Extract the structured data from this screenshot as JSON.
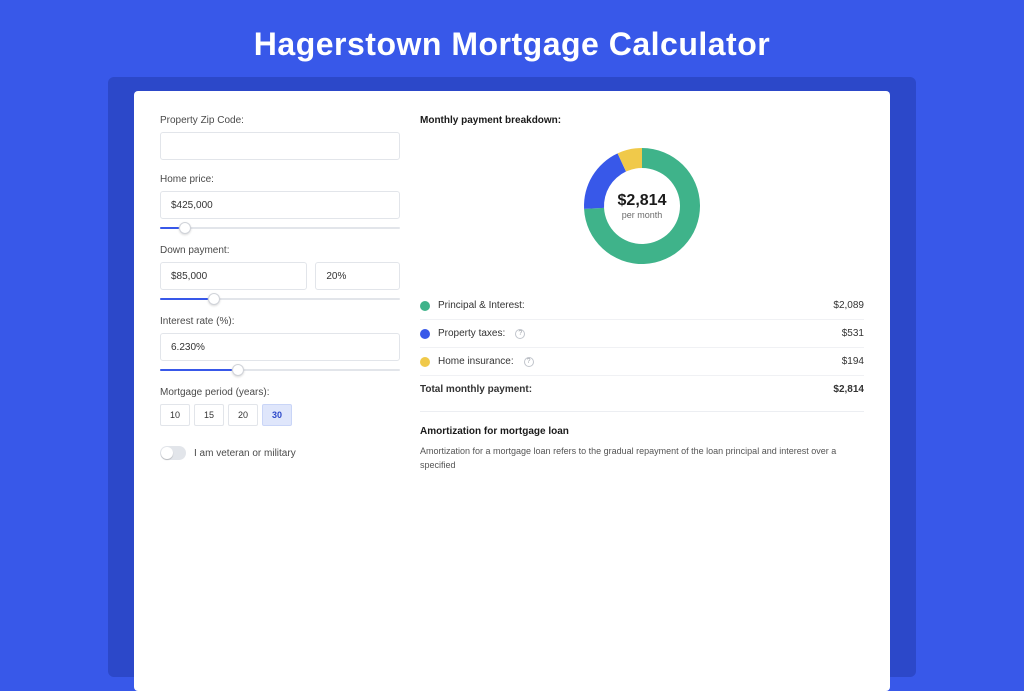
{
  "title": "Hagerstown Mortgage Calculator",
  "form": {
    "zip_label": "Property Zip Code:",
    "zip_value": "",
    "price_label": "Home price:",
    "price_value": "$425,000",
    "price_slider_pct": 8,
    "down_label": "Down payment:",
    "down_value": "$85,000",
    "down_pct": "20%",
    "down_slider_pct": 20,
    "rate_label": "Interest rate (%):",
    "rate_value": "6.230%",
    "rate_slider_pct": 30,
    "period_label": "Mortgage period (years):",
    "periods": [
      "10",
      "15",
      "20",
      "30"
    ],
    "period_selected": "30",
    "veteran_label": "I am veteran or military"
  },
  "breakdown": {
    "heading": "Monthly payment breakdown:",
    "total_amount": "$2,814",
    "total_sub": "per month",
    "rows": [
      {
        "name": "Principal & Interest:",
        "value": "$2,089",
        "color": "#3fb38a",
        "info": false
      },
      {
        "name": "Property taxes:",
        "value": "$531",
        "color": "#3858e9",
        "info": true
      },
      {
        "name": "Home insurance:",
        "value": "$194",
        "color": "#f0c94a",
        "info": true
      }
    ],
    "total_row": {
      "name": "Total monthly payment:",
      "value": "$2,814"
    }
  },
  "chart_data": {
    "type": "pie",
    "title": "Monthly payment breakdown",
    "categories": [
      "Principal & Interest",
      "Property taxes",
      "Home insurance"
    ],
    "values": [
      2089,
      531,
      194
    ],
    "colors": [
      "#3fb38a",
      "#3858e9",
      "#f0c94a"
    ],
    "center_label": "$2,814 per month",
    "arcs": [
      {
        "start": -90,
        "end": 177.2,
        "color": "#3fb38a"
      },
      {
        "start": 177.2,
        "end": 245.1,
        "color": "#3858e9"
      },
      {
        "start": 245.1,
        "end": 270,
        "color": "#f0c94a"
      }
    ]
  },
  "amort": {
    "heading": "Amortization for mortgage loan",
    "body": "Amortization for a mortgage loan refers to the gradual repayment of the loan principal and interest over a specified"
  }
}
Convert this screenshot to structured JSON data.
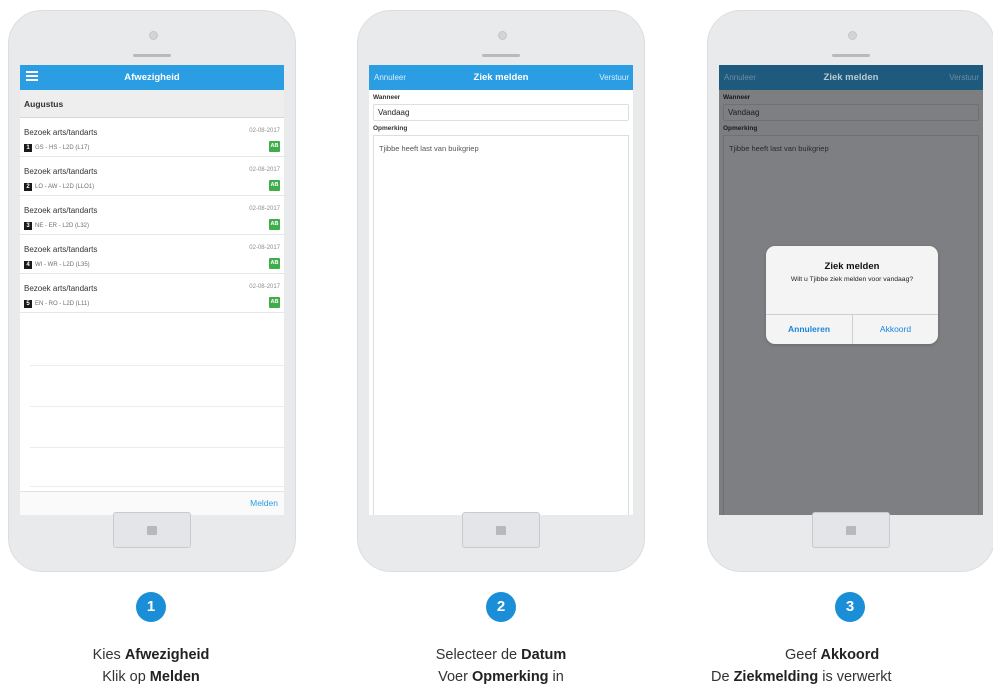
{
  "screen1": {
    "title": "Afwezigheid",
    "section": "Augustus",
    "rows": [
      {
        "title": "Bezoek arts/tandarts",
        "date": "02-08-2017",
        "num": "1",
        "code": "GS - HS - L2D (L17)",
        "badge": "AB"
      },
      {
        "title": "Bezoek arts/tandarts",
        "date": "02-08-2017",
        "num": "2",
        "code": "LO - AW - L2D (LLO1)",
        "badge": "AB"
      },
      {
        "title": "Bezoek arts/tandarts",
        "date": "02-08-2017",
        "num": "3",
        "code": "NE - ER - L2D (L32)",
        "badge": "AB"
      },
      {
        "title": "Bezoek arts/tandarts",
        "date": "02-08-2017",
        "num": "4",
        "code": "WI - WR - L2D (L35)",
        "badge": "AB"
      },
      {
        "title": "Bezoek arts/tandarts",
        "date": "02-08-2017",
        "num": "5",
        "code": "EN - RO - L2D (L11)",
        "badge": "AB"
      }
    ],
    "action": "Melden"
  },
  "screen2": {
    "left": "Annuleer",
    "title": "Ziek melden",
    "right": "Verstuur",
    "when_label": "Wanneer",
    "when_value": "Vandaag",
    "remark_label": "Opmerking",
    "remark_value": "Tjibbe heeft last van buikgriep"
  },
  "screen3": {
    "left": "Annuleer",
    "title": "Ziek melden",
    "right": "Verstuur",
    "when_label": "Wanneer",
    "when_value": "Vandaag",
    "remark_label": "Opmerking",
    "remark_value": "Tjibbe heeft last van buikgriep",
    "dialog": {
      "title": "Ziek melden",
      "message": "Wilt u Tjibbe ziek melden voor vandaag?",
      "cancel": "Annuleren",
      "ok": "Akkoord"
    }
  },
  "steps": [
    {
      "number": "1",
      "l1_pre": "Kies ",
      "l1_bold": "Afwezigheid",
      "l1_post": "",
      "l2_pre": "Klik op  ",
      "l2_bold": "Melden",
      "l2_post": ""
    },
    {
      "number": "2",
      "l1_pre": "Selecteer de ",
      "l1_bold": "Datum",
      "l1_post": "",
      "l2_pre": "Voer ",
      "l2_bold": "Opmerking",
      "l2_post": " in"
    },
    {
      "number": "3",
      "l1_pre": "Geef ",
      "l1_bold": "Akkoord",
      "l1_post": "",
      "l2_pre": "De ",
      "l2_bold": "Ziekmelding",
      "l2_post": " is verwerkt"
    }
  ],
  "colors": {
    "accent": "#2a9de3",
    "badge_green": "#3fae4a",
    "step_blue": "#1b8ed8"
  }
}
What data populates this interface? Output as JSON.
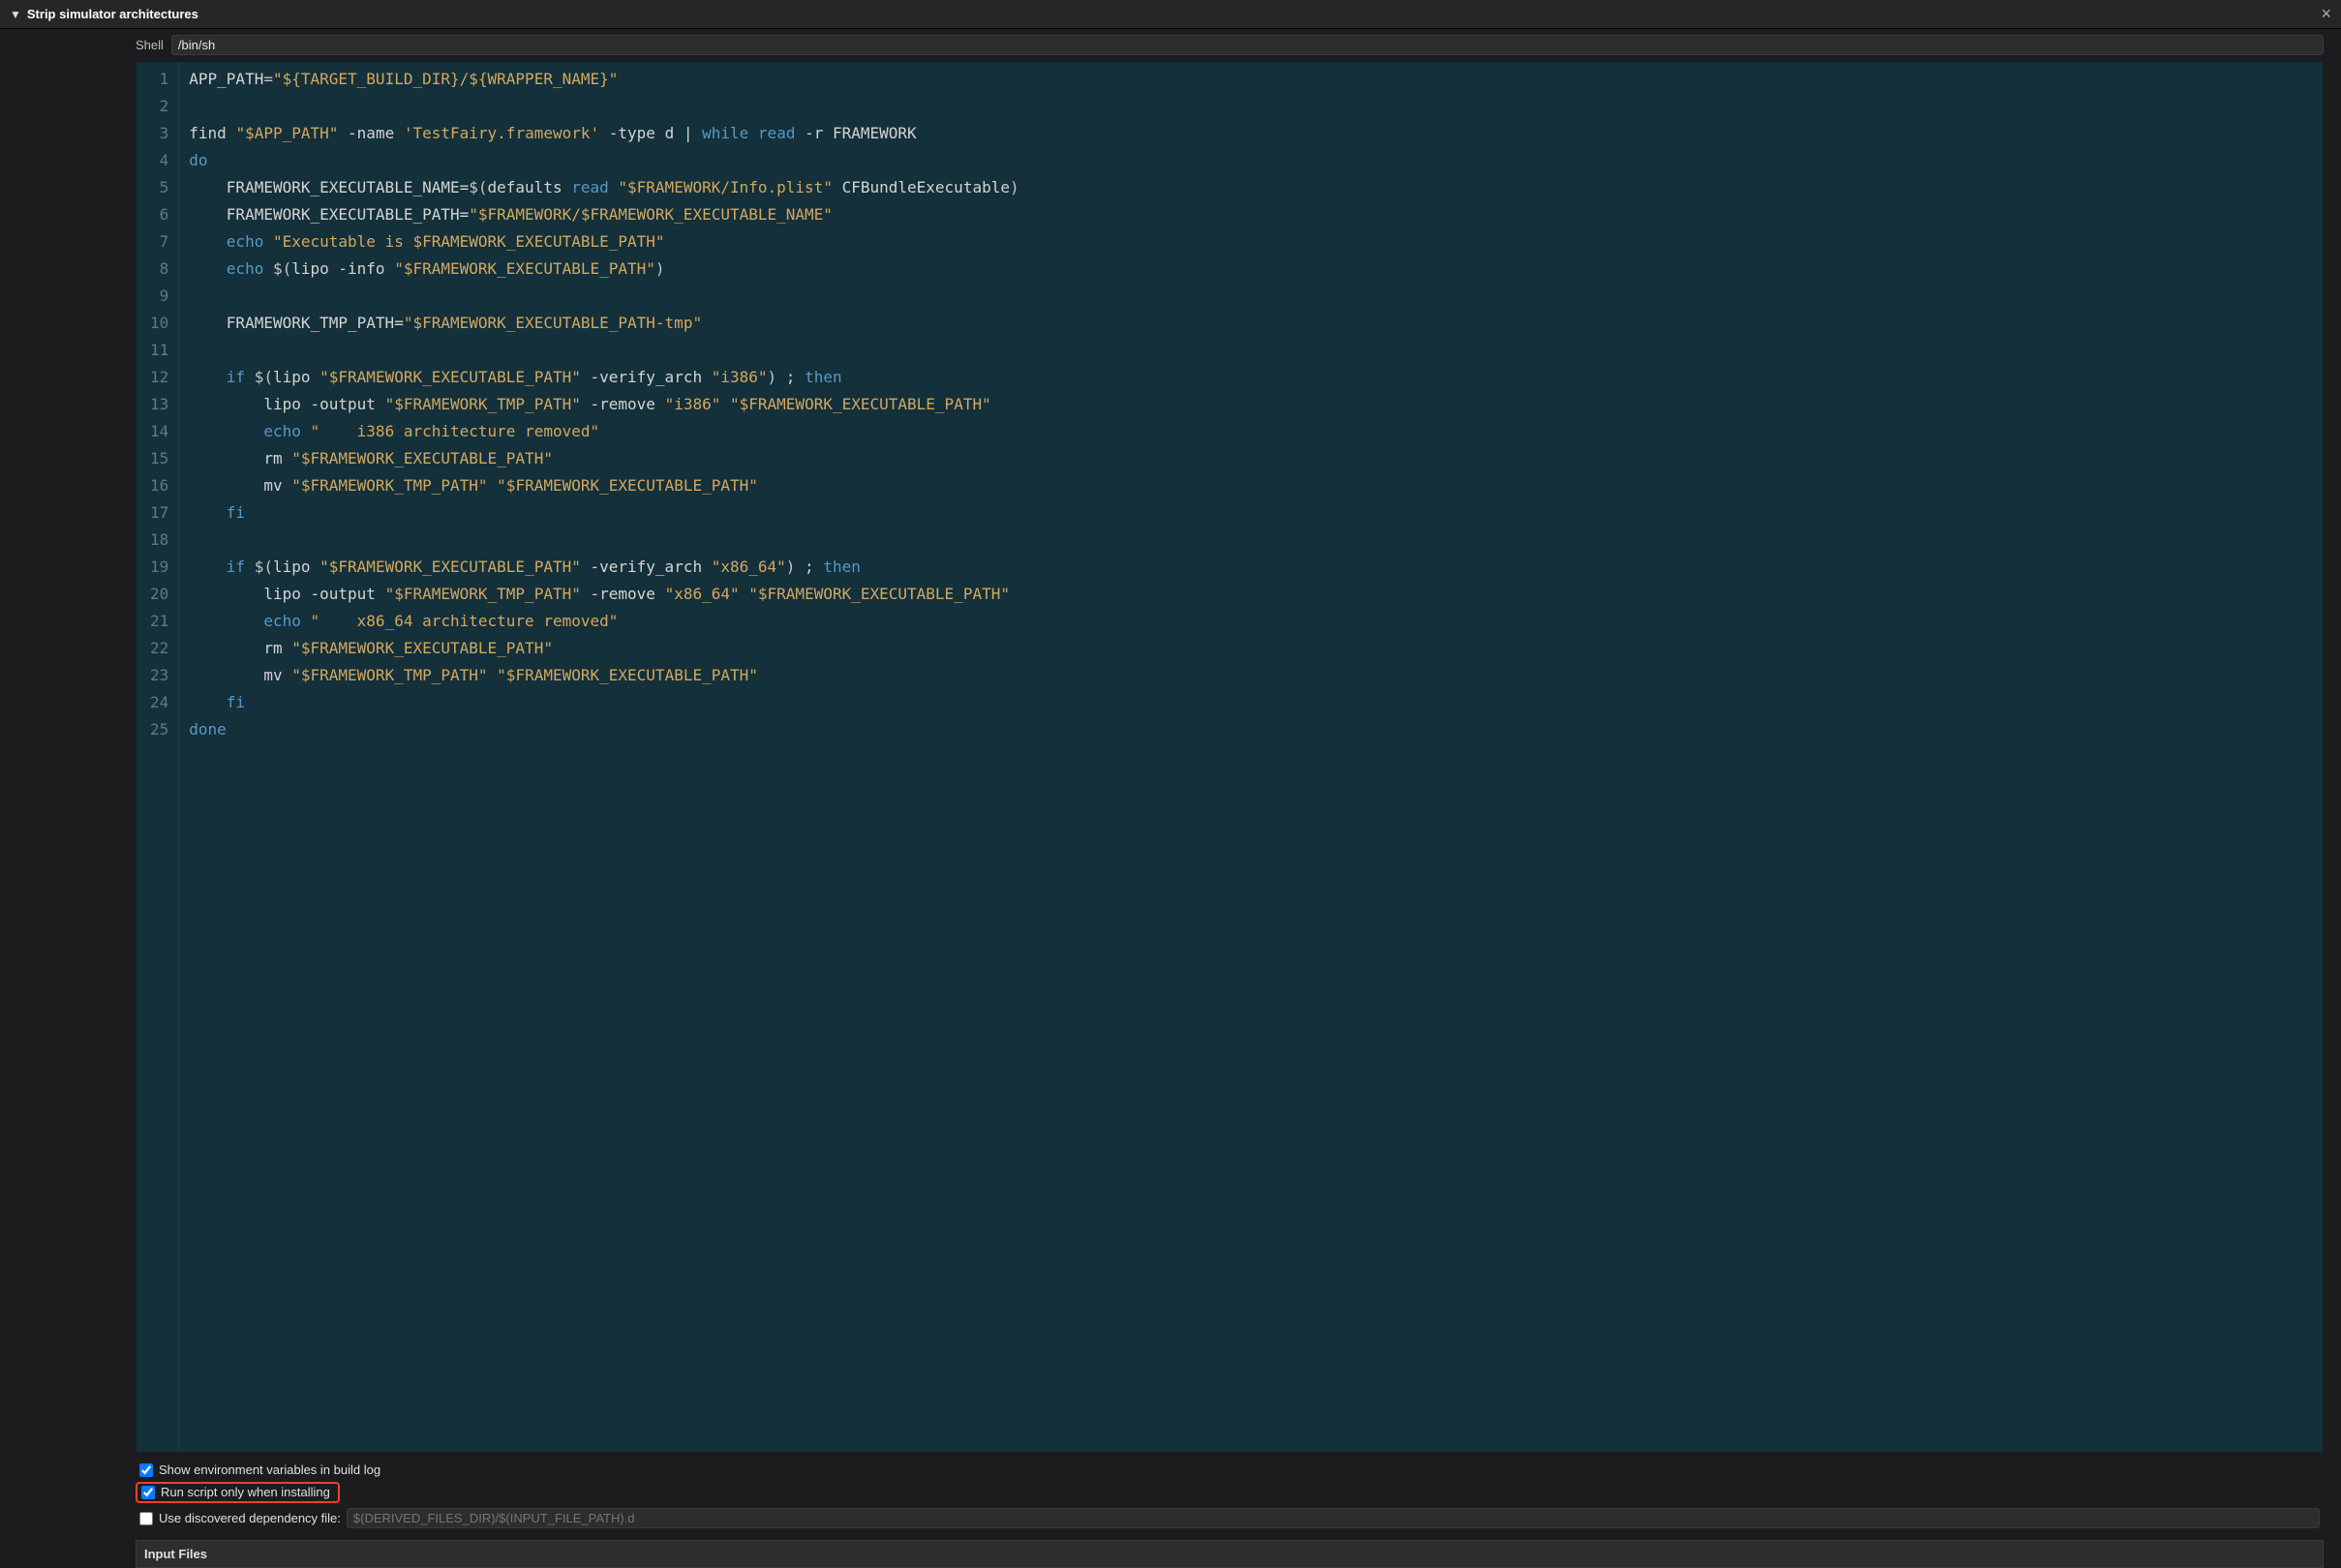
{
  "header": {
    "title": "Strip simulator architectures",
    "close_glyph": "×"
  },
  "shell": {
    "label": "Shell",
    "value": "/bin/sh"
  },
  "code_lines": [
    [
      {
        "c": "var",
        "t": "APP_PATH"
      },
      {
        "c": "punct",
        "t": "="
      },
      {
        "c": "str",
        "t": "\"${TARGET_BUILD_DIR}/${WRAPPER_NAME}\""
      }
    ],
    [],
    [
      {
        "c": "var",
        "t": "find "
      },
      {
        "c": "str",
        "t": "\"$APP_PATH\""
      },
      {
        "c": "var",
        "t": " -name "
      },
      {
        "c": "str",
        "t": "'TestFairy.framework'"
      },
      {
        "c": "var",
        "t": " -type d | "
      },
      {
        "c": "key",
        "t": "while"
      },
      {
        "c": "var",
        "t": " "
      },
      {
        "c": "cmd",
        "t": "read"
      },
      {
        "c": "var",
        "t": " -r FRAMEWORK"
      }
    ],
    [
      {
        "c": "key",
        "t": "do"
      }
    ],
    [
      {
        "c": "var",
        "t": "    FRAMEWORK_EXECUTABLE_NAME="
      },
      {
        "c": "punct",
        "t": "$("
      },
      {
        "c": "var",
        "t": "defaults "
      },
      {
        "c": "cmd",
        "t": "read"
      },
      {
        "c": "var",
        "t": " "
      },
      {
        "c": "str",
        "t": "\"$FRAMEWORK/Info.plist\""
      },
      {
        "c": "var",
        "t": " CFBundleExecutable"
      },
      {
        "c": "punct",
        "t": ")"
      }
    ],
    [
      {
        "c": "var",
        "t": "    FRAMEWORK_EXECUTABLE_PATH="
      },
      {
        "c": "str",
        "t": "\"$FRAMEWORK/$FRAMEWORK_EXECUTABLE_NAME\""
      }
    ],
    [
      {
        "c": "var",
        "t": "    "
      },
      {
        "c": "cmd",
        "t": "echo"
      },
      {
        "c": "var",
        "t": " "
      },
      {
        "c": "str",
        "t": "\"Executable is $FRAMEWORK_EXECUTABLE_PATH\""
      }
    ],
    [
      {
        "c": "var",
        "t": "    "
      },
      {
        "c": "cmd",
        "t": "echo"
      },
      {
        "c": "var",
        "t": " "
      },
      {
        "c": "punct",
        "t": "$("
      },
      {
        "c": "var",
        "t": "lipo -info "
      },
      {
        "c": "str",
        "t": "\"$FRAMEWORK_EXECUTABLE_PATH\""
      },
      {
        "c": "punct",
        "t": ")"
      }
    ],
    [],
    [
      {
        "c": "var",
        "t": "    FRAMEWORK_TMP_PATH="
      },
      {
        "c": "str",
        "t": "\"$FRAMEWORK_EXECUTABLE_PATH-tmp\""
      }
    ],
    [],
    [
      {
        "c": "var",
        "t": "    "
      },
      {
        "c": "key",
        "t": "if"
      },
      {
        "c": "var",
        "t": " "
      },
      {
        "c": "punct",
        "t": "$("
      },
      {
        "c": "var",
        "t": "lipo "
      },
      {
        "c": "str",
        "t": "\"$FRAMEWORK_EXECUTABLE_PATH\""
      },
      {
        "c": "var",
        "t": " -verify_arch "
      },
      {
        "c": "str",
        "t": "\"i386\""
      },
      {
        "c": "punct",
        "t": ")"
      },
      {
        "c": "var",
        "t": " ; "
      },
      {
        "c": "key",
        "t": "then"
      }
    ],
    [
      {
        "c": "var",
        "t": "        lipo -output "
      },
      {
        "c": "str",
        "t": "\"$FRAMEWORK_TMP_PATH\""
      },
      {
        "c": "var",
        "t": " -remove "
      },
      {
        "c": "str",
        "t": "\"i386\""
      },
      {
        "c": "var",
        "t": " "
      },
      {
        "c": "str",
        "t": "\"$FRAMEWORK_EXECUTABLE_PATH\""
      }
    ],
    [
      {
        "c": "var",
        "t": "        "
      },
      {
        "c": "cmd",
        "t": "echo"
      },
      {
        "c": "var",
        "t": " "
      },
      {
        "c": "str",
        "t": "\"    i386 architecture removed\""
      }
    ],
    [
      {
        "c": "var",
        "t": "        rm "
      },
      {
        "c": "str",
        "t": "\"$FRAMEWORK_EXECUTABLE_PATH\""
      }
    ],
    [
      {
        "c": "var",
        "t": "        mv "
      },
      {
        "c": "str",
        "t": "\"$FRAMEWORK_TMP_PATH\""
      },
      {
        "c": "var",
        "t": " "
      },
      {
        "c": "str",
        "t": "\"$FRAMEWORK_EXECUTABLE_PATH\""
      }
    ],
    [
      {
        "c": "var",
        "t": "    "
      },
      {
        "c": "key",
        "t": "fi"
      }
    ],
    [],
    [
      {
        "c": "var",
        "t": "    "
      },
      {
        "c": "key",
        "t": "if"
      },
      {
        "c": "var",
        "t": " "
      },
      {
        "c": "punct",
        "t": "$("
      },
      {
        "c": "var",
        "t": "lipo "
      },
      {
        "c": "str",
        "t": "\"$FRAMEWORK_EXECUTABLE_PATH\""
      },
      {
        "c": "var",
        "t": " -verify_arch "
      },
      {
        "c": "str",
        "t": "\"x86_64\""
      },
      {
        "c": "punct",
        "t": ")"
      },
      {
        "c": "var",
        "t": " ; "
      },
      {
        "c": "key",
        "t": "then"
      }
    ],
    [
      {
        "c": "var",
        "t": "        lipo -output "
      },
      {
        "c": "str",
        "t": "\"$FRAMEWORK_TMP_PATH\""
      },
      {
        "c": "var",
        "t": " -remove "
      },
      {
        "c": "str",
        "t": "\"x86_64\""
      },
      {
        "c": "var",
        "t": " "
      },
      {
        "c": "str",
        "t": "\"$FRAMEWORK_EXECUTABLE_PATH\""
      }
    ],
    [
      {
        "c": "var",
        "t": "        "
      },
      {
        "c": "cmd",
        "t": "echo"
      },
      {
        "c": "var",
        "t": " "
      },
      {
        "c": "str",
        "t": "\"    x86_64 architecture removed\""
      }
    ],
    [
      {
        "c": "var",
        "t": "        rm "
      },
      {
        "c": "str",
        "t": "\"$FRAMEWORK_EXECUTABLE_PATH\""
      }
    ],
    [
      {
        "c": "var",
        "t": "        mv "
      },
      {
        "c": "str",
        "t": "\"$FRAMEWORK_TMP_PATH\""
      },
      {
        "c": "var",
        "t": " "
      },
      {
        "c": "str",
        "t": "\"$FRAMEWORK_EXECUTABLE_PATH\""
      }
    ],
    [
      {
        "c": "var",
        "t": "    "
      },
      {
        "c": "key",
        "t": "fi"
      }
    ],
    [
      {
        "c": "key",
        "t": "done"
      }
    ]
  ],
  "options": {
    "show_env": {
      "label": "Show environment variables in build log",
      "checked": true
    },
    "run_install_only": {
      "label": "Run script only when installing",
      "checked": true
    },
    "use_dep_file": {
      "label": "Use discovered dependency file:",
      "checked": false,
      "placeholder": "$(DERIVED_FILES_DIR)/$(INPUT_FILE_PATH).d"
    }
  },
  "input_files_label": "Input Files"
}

**Stated task**
Give only the number of lines in the listing above that include the string "Tjibbe".

**Task output**
3